The task —
Take the line that contains "What data populates" and all lines after it, up to and including the last line of the data, and write them out exactly; nothing else belongs in the answer.

(Recorded data)
• • •

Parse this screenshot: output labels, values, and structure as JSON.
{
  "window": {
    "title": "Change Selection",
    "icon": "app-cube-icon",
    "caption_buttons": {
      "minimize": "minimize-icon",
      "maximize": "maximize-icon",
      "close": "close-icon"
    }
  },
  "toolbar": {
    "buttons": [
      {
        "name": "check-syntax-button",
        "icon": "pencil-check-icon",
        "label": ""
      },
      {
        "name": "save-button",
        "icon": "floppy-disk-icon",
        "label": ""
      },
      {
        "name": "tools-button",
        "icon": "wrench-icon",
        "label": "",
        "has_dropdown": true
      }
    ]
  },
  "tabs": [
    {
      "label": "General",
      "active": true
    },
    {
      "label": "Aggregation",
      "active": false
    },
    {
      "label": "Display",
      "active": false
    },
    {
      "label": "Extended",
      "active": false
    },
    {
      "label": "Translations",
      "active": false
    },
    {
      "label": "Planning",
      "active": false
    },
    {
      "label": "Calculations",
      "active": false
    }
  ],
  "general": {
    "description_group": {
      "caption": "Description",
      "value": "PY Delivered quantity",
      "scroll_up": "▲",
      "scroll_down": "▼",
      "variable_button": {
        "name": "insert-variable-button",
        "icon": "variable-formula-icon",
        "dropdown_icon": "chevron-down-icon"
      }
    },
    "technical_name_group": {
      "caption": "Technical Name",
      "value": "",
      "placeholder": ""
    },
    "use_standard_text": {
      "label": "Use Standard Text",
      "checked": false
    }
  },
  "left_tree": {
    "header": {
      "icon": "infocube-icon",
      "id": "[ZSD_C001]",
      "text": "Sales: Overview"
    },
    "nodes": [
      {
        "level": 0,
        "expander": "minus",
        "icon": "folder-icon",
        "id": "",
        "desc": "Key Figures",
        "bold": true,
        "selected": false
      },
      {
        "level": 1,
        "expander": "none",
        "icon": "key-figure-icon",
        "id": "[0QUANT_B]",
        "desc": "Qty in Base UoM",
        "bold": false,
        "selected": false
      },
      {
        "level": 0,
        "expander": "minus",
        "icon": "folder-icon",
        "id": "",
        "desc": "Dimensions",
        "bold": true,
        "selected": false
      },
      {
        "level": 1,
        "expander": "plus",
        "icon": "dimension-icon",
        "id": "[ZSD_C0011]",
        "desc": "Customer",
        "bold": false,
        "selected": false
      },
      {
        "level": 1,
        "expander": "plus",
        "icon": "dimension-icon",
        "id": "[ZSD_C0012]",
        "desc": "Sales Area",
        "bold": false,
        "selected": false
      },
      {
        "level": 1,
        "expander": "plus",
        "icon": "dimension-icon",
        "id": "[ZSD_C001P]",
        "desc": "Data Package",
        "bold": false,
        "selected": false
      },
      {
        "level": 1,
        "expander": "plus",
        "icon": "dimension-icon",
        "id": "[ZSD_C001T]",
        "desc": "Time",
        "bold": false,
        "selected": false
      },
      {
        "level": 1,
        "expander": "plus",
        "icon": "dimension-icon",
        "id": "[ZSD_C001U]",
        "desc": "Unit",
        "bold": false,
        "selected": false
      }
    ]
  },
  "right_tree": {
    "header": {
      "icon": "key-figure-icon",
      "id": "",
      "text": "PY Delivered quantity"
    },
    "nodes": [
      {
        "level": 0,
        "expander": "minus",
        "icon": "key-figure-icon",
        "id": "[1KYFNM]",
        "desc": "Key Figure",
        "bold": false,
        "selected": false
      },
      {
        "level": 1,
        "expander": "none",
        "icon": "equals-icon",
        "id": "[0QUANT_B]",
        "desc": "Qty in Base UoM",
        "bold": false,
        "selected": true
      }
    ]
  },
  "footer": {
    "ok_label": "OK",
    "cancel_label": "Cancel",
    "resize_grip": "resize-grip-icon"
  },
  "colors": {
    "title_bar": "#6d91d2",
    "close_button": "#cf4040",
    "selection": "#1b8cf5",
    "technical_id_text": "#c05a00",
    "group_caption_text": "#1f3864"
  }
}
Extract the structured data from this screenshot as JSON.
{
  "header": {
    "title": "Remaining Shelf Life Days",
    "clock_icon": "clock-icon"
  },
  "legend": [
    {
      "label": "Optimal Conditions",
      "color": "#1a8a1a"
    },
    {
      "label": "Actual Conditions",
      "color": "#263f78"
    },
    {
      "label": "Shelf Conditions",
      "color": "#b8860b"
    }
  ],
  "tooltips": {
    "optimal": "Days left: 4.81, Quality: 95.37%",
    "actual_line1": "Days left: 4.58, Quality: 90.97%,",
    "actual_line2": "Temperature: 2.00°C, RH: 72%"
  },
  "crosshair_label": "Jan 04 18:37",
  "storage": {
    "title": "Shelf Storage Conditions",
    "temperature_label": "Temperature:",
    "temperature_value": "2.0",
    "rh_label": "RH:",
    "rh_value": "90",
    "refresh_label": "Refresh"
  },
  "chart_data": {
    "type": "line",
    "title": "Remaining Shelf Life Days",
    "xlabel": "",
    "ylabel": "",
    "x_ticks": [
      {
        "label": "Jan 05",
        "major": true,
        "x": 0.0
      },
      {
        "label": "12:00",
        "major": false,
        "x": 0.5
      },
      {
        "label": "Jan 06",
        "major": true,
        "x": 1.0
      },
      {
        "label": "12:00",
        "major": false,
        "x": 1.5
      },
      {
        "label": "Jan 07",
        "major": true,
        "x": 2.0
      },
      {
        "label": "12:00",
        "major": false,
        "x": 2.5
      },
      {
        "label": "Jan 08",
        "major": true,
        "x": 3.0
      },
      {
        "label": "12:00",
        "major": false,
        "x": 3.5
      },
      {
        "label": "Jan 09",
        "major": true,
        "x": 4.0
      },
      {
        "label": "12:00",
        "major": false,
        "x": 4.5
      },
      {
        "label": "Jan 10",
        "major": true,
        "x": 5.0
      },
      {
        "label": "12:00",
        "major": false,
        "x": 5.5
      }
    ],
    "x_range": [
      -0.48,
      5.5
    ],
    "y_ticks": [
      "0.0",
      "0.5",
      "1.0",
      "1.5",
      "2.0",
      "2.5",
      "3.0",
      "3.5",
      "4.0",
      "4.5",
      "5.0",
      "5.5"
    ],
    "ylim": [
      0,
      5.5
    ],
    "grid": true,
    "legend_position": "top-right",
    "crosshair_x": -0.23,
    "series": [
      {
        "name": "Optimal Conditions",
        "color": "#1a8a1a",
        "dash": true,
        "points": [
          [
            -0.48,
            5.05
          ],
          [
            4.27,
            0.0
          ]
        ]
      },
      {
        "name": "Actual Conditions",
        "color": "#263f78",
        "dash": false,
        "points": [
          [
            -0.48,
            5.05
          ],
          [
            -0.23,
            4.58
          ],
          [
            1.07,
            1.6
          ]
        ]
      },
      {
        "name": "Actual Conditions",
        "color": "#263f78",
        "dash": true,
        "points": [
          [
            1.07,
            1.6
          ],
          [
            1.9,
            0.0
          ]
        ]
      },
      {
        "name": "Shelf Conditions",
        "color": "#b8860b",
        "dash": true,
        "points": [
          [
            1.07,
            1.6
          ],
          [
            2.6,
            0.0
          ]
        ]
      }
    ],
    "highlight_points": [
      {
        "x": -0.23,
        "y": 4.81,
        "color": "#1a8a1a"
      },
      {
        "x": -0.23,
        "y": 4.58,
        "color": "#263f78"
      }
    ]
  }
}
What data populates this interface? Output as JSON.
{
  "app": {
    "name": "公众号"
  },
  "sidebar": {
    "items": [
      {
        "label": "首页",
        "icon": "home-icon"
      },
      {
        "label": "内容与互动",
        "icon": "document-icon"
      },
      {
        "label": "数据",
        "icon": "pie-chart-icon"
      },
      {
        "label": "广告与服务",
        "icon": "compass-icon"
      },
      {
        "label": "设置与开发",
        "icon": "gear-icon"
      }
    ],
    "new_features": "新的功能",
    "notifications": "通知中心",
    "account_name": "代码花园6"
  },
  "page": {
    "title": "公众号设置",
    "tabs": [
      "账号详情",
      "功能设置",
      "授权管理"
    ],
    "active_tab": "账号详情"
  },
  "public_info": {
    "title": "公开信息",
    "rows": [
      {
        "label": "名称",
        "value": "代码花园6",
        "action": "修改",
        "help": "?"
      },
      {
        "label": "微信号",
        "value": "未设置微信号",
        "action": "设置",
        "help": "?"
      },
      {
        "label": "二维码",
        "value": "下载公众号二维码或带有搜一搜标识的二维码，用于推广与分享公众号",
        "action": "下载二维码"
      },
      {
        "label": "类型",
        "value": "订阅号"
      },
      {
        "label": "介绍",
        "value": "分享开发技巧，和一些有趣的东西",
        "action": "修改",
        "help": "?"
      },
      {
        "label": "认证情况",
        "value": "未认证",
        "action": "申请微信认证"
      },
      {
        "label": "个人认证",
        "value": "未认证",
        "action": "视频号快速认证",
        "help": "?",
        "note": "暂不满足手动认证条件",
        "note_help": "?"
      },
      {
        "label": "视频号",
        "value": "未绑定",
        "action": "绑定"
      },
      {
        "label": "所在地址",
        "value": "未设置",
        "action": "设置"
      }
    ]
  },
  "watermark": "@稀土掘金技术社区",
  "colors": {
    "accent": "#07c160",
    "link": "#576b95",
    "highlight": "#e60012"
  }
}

• • •

The output —
What data populates this interface? Output as JSON.
{
  "app": {
    "name": "公众号"
  },
  "sidebar": {
    "items": [
      {
        "label": "首页",
        "icon": "home-icon"
      },
      {
        "label": "内容与互动",
        "icon": "document-icon"
      },
      {
        "label": "数据",
        "icon": "pie-chart-icon"
      },
      {
        "label": "广告与服务",
        "icon": "compass-icon"
      },
      {
        "label": "设置与开发",
        "icon": "gear-icon"
      }
    ],
    "new_features": "新的功能",
    "notifications": "通知中心",
    "account_name": "代码花园6"
  },
  "page": {
    "title": "公众号设置",
    "tabs": [
      "账号详情",
      "功能设置",
      "授权管理"
    ],
    "active_tab": "账号详情"
  },
  "public_info": {
    "title": "公开信息",
    "rows": [
      {
        "label": "名称",
        "value": "代码花园6",
        "action": "修改",
        "help": "?"
      },
      {
        "label": "微信号",
        "value": "未设置微信号",
        "action": "设置",
        "help": "?"
      },
      {
        "label": "二维码",
        "value": "下载公众号二维码或带有搜一搜标识的二维码，用于推广与分享公众号",
        "action": "下载二维码"
      },
      {
        "label": "类型",
        "value": "订阅号"
      },
      {
        "label": "介绍",
        "value": "分享开发技巧，和一些有趣的东西",
        "action": "修改",
        "help": "?"
      },
      {
        "label": "认证情况",
        "value": "未认证",
        "action": "申请微信认证"
      },
      {
        "label": "个人认证",
        "value": "未认证",
        "action": "视频号快速认证",
        "help": "?",
        "note": "暂不满足手动认证条件",
        "note_help": "?"
      },
      {
        "label": "视频号",
        "value": "未绑定",
        "action": "绑定"
      },
      {
        "label": "所在地址",
        "value": "未设置",
        "action": "设置"
      }
    ]
  },
  "watermark": "@稀土掘金技术社区",
  "colors": {
    "accent": "#07c160",
    "link": "#576b95",
    "highlight": "#e60012"
  }
}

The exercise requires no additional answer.